Objective – List every line below containing "text".

(Records from a data collection)
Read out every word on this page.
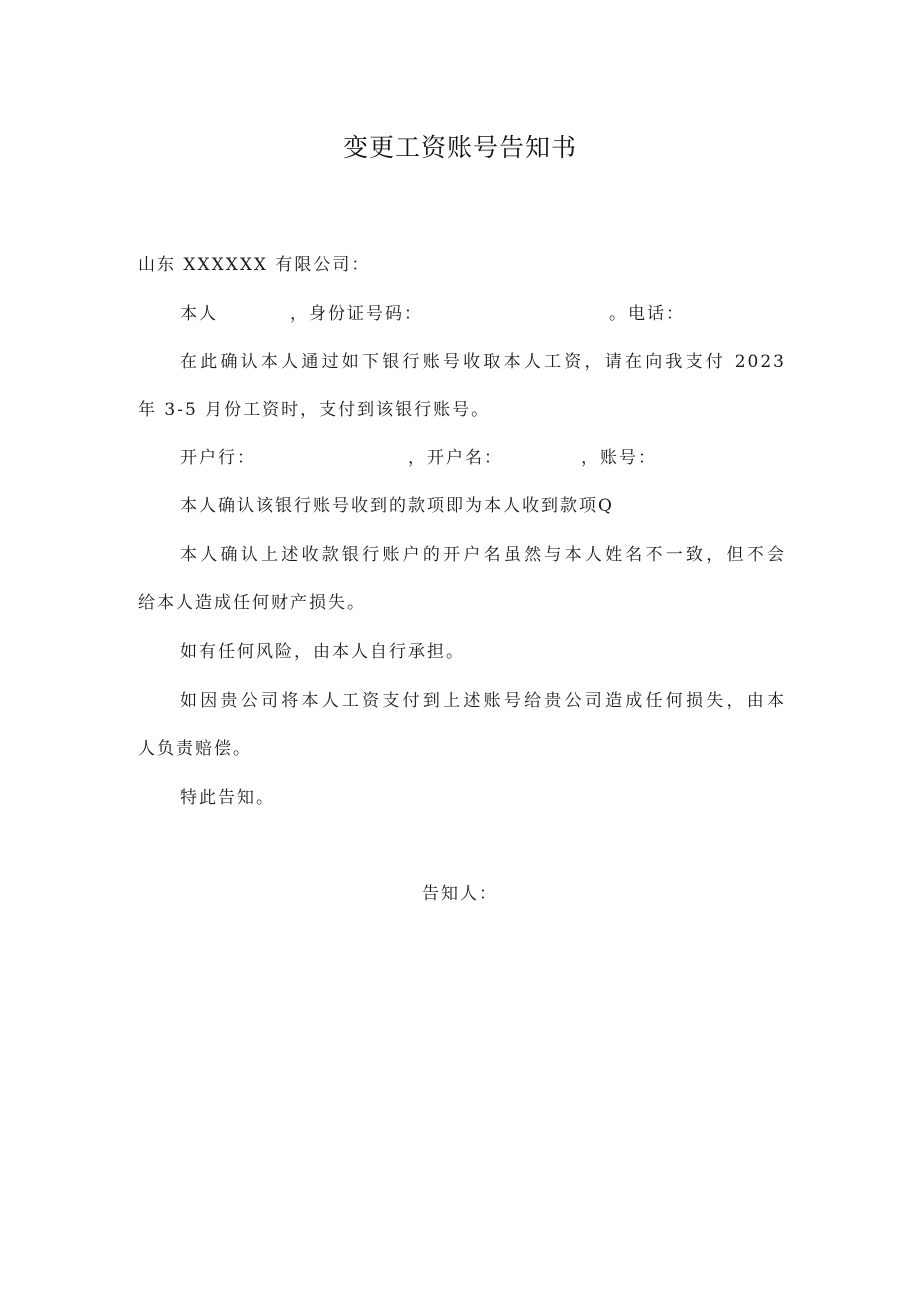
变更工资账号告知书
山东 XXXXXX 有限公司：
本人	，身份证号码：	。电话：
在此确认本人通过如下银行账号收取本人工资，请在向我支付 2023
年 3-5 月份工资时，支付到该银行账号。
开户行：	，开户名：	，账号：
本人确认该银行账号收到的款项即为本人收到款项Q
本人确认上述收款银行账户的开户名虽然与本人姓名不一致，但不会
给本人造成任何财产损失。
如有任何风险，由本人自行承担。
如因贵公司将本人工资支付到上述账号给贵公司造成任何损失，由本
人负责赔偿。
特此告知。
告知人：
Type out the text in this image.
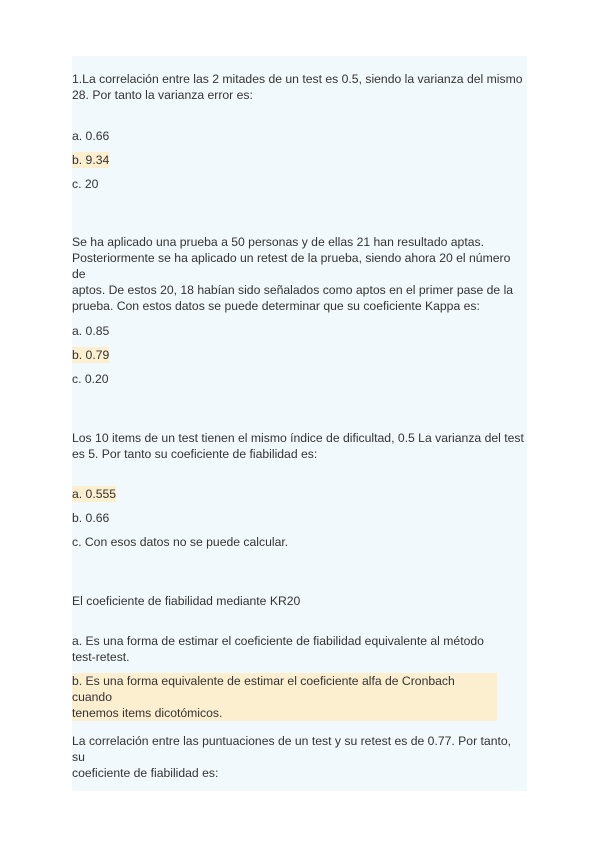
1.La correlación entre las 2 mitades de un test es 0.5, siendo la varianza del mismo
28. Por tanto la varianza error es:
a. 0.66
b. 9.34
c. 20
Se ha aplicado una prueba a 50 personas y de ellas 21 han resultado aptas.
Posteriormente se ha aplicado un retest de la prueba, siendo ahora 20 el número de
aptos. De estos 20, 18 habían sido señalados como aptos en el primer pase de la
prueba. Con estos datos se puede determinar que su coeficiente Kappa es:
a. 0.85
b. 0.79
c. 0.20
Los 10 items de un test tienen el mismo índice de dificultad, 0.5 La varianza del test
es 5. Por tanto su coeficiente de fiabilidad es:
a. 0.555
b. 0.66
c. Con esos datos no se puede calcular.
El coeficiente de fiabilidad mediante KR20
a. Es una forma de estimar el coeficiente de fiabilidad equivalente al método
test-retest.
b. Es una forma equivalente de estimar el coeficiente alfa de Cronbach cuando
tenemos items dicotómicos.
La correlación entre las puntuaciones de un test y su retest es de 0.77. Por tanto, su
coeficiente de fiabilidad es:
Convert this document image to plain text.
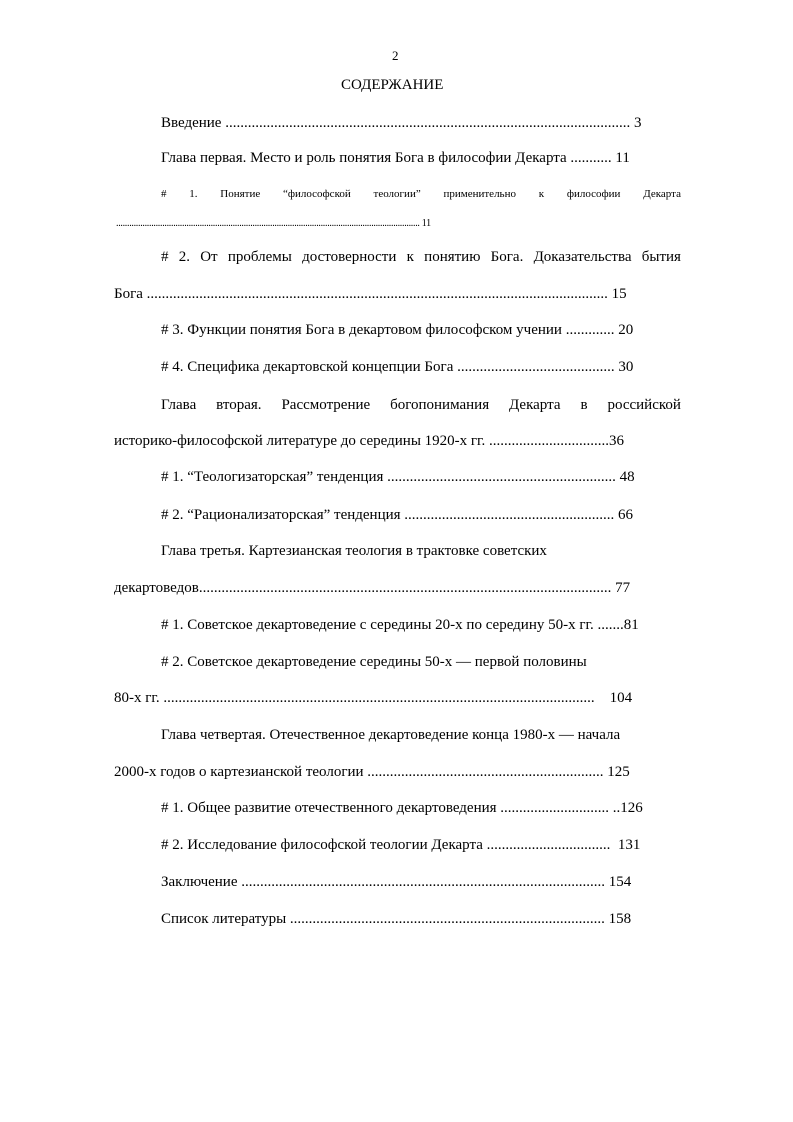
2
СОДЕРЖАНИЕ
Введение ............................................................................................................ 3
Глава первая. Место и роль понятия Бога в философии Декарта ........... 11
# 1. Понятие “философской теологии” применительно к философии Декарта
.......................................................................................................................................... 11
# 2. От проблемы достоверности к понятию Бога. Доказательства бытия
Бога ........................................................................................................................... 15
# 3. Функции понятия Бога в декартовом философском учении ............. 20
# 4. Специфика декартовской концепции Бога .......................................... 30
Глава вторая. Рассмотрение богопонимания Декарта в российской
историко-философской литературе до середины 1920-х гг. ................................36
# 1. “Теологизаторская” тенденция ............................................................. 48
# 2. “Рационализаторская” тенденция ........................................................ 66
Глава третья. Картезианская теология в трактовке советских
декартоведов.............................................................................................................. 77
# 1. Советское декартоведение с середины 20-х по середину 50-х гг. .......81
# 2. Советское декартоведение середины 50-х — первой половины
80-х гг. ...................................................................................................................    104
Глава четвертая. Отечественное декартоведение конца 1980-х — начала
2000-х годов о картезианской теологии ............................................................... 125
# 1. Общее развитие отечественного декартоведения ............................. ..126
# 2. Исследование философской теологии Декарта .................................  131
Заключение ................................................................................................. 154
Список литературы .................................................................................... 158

Result for this task –
Type out the text in this image.
Convert this document image to plain text.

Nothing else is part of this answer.